EXTRACTED ENTRIES —
"""
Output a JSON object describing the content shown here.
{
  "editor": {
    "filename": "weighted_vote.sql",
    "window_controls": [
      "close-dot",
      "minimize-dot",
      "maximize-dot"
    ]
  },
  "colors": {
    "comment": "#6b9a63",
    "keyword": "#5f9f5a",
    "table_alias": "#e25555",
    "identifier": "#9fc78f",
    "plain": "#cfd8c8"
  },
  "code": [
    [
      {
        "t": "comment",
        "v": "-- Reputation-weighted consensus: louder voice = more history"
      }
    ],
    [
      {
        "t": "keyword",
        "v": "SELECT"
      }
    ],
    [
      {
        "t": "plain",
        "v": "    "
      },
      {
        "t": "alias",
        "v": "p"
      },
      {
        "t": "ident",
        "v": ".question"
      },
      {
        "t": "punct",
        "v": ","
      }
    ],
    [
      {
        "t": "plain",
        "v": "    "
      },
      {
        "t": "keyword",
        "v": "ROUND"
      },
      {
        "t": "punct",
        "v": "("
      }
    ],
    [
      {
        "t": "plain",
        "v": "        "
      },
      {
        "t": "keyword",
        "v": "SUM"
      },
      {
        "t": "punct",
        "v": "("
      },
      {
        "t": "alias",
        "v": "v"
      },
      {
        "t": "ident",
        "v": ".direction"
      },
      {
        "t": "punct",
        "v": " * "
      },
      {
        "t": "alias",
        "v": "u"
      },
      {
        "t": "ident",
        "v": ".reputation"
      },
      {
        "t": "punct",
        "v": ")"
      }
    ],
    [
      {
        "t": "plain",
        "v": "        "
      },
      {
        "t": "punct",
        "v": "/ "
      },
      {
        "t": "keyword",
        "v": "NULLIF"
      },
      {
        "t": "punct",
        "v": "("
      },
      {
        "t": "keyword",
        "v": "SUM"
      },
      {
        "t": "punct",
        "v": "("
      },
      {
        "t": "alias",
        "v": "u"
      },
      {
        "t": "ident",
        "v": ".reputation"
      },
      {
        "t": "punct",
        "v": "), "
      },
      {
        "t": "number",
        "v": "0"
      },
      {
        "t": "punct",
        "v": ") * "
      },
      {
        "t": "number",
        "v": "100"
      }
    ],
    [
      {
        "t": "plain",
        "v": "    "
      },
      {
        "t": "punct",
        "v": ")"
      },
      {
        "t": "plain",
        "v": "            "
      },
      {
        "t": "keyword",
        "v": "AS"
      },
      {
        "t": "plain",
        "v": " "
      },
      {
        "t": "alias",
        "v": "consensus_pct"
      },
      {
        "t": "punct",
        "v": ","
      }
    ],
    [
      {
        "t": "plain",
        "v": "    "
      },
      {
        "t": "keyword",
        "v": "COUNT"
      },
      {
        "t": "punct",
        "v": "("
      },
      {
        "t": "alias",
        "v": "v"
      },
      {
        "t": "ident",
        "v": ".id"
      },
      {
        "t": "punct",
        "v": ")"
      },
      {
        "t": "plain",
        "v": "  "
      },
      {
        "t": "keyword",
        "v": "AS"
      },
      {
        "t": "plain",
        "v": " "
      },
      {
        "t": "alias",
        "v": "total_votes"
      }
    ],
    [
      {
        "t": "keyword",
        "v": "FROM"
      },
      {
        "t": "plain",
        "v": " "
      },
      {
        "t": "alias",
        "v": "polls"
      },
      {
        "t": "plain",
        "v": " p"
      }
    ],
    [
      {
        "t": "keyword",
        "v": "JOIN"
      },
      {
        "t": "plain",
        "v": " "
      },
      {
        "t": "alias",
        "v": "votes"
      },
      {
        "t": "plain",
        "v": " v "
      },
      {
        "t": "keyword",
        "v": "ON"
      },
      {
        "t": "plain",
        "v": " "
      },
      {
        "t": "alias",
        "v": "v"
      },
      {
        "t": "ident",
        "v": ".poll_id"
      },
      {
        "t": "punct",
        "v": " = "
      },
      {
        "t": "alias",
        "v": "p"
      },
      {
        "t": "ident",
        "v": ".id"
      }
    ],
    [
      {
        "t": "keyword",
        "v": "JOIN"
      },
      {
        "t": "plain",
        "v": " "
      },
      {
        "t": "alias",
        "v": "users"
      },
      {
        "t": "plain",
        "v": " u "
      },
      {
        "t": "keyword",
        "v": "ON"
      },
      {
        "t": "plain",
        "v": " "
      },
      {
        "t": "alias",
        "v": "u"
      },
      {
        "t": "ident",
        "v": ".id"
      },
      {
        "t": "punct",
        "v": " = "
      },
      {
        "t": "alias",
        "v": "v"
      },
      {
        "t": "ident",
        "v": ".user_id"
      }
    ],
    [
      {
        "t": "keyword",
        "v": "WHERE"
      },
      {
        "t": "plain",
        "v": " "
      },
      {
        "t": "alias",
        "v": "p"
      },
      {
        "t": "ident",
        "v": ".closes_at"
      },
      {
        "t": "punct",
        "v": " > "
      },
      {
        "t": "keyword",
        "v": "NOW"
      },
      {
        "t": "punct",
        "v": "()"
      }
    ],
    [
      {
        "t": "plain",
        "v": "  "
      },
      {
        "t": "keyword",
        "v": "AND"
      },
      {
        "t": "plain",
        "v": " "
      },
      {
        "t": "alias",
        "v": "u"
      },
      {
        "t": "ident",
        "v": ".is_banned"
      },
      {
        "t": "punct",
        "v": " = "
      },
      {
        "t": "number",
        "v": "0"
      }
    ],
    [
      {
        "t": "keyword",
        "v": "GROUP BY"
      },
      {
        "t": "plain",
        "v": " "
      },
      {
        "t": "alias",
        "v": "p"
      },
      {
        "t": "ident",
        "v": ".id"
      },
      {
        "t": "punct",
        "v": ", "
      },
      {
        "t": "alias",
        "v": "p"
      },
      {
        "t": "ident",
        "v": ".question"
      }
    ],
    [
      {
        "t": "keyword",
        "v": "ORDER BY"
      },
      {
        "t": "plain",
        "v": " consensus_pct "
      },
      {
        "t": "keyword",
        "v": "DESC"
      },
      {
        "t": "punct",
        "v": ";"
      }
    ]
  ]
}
"""
EXERCISE OBJECTIVE — Output the full listing without altering anything.

THE COMPLETED TASK —
Output a JSON object describing the content shown here.
{
  "editor": {
    "filename": "weighted_vote.sql",
    "window_controls": [
      "close-dot",
      "minimize-dot",
      "maximize-dot"
    ]
  },
  "colors": {
    "comment": "#6b9a63",
    "keyword": "#5f9f5a",
    "table_alias": "#e25555",
    "identifier": "#9fc78f",
    "plain": "#cfd8c8"
  },
  "code": [
    [
      {
        "t": "comment",
        "v": "-- Reputation-weighted consensus: louder voice = more history"
      }
    ],
    [
      {
        "t": "keyword",
        "v": "SELECT"
      }
    ],
    [
      {
        "t": "plain",
        "v": "    "
      },
      {
        "t": "alias",
        "v": "p"
      },
      {
        "t": "ident",
        "v": ".question"
      },
      {
        "t": "punct",
        "v": ","
      }
    ],
    [
      {
        "t": "plain",
        "v": "    "
      },
      {
        "t": "keyword",
        "v": "ROUND"
      },
      {
        "t": "punct",
        "v": "("
      }
    ],
    [
      {
        "t": "plain",
        "v": "        "
      },
      {
        "t": "keyword",
        "v": "SUM"
      },
      {
        "t": "punct",
        "v": "("
      },
      {
        "t": "alias",
        "v": "v"
      },
      {
        "t": "ident",
        "v": ".direction"
      },
      {
        "t": "punct",
        "v": " * "
      },
      {
        "t": "alias",
        "v": "u"
      },
      {
        "t": "ident",
        "v": ".reputation"
      },
      {
        "t": "punct",
        "v": ")"
      }
    ],
    [
      {
        "t": "plain",
        "v": "        "
      },
      {
        "t": "punct",
        "v": "/ "
      },
      {
        "t": "keyword",
        "v": "NULLIF"
      },
      {
        "t": "punct",
        "v": "("
      },
      {
        "t": "keyword",
        "v": "SUM"
      },
      {
        "t": "punct",
        "v": "("
      },
      {
        "t": "alias",
        "v": "u"
      },
      {
        "t": "ident",
        "v": ".reputation"
      },
      {
        "t": "punct",
        "v": "), "
      },
      {
        "t": "number",
        "v": "0"
      },
      {
        "t": "punct",
        "v": ") * "
      },
      {
        "t": "number",
        "v": "100"
      }
    ],
    [
      {
        "t": "plain",
        "v": "    "
      },
      {
        "t": "punct",
        "v": ")"
      },
      {
        "t": "plain",
        "v": "            "
      },
      {
        "t": "keyword",
        "v": "AS"
      },
      {
        "t": "plain",
        "v": " "
      },
      {
        "t": "alias",
        "v": "consensus_pct"
      },
      {
        "t": "punct",
        "v": ","
      }
    ],
    [
      {
        "t": "plain",
        "v": "    "
      },
      {
        "t": "keyword",
        "v": "COUNT"
      },
      {
        "t": "punct",
        "v": "("
      },
      {
        "t": "alias",
        "v": "v"
      },
      {
        "t": "ident",
        "v": ".id"
      },
      {
        "t": "punct",
        "v": ")"
      },
      {
        "t": "plain",
        "v": "  "
      },
      {
        "t": "keyword",
        "v": "AS"
      },
      {
        "t": "plain",
        "v": " "
      },
      {
        "t": "alias",
        "v": "total_votes"
      }
    ],
    [
      {
        "t": "keyword",
        "v": "FROM"
      },
      {
        "t": "plain",
        "v": " "
      },
      {
        "t": "alias",
        "v": "polls"
      },
      {
        "t": "plain",
        "v": " p"
      }
    ],
    [
      {
        "t": "keyword",
        "v": "JOIN"
      },
      {
        "t": "plain",
        "v": " "
      },
      {
        "t": "alias",
        "v": "votes"
      },
      {
        "t": "plain",
        "v": " v "
      },
      {
        "t": "keyword",
        "v": "ON"
      },
      {
        "t": "plain",
        "v": " "
      },
      {
        "t": "alias",
        "v": "v"
      },
      {
        "t": "ident",
        "v": ".poll_id"
      },
      {
        "t": "punct",
        "v": " = "
      },
      {
        "t": "alias",
        "v": "p"
      },
      {
        "t": "ident",
        "v": ".id"
      }
    ],
    [
      {
        "t": "keyword",
        "v": "JOIN"
      },
      {
        "t": "plain",
        "v": " "
      },
      {
        "t": "alias",
        "v": "users"
      },
      {
        "t": "plain",
        "v": " u "
      },
      {
        "t": "keyword",
        "v": "ON"
      },
      {
        "t": "plain",
        "v": " "
      },
      {
        "t": "alias",
        "v": "u"
      },
      {
        "t": "ident",
        "v": ".id"
      },
      {
        "t": "punct",
        "v": " = "
      },
      {
        "t": "alias",
        "v": "v"
      },
      {
        "t": "ident",
        "v": ".user_id"
      }
    ],
    [
      {
        "t": "keyword",
        "v": "WHERE"
      },
      {
        "t": "plain",
        "v": " "
      },
      {
        "t": "alias",
        "v": "p"
      },
      {
        "t": "ident",
        "v": ".closes_at"
      },
      {
        "t": "punct",
        "v": " > "
      },
      {
        "t": "keyword",
        "v": "NOW"
      },
      {
        "t": "punct",
        "v": "()"
      }
    ],
    [
      {
        "t": "plain",
        "v": "  "
      },
      {
        "t": "keyword",
        "v": "AND"
      },
      {
        "t": "plain",
        "v": " "
      },
      {
        "t": "alias",
        "v": "u"
      },
      {
        "t": "ident",
        "v": ".is_banned"
      },
      {
        "t": "punct",
        "v": " = "
      },
      {
        "t": "number",
        "v": "0"
      }
    ],
    [
      {
        "t": "keyword",
        "v": "GROUP BY"
      },
      {
        "t": "plain",
        "v": " "
      },
      {
        "t": "alias",
        "v": "p"
      },
      {
        "t": "ident",
        "v": ".id"
      },
      {
        "t": "punct",
        "v": ", "
      },
      {
        "t": "alias",
        "v": "p"
      },
      {
        "t": "ident",
        "v": ".question"
      }
    ],
    [
      {
        "t": "keyword",
        "v": "ORDER BY"
      },
      {
        "t": "plain",
        "v": " consensus_pct "
      },
      {
        "t": "keyword",
        "v": "DESC"
      },
      {
        "t": "punct",
        "v": ";"
      }
    ]
  ]
}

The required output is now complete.